WHAT YOU HAVE TO DO >>
Write out the listing exactly as it is given.

GIVEN RECORDS >>
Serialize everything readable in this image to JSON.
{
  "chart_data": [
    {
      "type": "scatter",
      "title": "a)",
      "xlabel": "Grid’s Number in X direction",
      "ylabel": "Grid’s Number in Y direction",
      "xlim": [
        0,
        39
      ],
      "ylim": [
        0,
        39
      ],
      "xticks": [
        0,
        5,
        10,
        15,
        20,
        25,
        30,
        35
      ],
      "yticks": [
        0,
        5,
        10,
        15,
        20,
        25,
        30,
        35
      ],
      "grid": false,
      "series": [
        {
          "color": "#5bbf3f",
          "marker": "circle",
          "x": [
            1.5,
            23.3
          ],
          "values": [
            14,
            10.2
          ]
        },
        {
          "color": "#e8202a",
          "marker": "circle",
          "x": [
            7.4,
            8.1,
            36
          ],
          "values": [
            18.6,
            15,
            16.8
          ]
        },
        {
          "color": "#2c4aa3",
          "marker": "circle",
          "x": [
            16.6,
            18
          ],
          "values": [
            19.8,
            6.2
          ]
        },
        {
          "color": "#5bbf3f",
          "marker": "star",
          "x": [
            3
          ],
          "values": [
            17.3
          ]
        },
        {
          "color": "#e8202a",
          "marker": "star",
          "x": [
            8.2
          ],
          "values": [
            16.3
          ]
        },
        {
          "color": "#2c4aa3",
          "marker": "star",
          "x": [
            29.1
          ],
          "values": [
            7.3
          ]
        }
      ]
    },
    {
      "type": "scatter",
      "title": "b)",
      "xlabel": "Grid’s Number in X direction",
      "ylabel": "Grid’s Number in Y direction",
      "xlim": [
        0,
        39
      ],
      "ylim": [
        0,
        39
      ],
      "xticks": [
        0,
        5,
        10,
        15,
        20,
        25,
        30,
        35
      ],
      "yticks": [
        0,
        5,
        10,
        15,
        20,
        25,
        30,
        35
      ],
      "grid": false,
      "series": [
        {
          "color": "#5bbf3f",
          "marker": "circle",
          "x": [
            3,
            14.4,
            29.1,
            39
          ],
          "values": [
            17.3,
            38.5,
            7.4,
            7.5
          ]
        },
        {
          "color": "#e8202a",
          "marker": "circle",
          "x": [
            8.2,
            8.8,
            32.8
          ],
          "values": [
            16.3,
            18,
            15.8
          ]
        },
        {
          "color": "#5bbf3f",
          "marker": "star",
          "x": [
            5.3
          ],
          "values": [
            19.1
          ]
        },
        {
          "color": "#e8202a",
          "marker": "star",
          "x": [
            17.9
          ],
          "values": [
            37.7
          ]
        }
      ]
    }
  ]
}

ANSWER FOR THE TASK >>
Serialize everything readable in this image to JSON.
{
  "chart_data": [
    {
      "type": "scatter",
      "title": "a)",
      "xlabel": "Grid’s Number in X direction",
      "ylabel": "Grid’s Number in Y direction",
      "xlim": [
        0,
        39
      ],
      "ylim": [
        0,
        39
      ],
      "xticks": [
        0,
        5,
        10,
        15,
        20,
        25,
        30,
        35
      ],
      "yticks": [
        0,
        5,
        10,
        15,
        20,
        25,
        30,
        35
      ],
      "grid": false,
      "series": [
        {
          "color": "#5bbf3f",
          "marker": "circle",
          "x": [
            1.5,
            23.3
          ],
          "values": [
            14,
            10.2
          ]
        },
        {
          "color": "#e8202a",
          "marker": "circle",
          "x": [
            7.4,
            8.1,
            36
          ],
          "values": [
            18.6,
            15,
            16.8
          ]
        },
        {
          "color": "#2c4aa3",
          "marker": "circle",
          "x": [
            16.6,
            18
          ],
          "values": [
            19.8,
            6.2
          ]
        },
        {
          "color": "#5bbf3f",
          "marker": "star",
          "x": [
            3
          ],
          "values": [
            17.3
          ]
        },
        {
          "color": "#e8202a",
          "marker": "star",
          "x": [
            8.2
          ],
          "values": [
            16.3
          ]
        },
        {
          "color": "#2c4aa3",
          "marker": "star",
          "x": [
            29.1
          ],
          "values": [
            7.3
          ]
        }
      ]
    },
    {
      "type": "scatter",
      "title": "b)",
      "xlabel": "Grid’s Number in X direction",
      "ylabel": "Grid’s Number in Y direction",
      "xlim": [
        0,
        39
      ],
      "ylim": [
        0,
        39
      ],
      "xticks": [
        0,
        5,
        10,
        15,
        20,
        25,
        30,
        35
      ],
      "yticks": [
        0,
        5,
        10,
        15,
        20,
        25,
        30,
        35
      ],
      "grid": false,
      "series": [
        {
          "color": "#5bbf3f",
          "marker": "circle",
          "x": [
            3,
            14.4,
            29.1,
            39
          ],
          "values": [
            17.3,
            38.5,
            7.4,
            7.5
          ]
        },
        {
          "color": "#e8202a",
          "marker": "circle",
          "x": [
            8.2,
            8.8,
            32.8
          ],
          "values": [
            16.3,
            18,
            15.8
          ]
        },
        {
          "color": "#5bbf3f",
          "marker": "star",
          "x": [
            5.3
          ],
          "values": [
            19.1
          ]
        },
        {
          "color": "#e8202a",
          "marker": "star",
          "x": [
            17.9
          ],
          "values": [
            37.7
          ]
        }
      ]
    }
  ]
}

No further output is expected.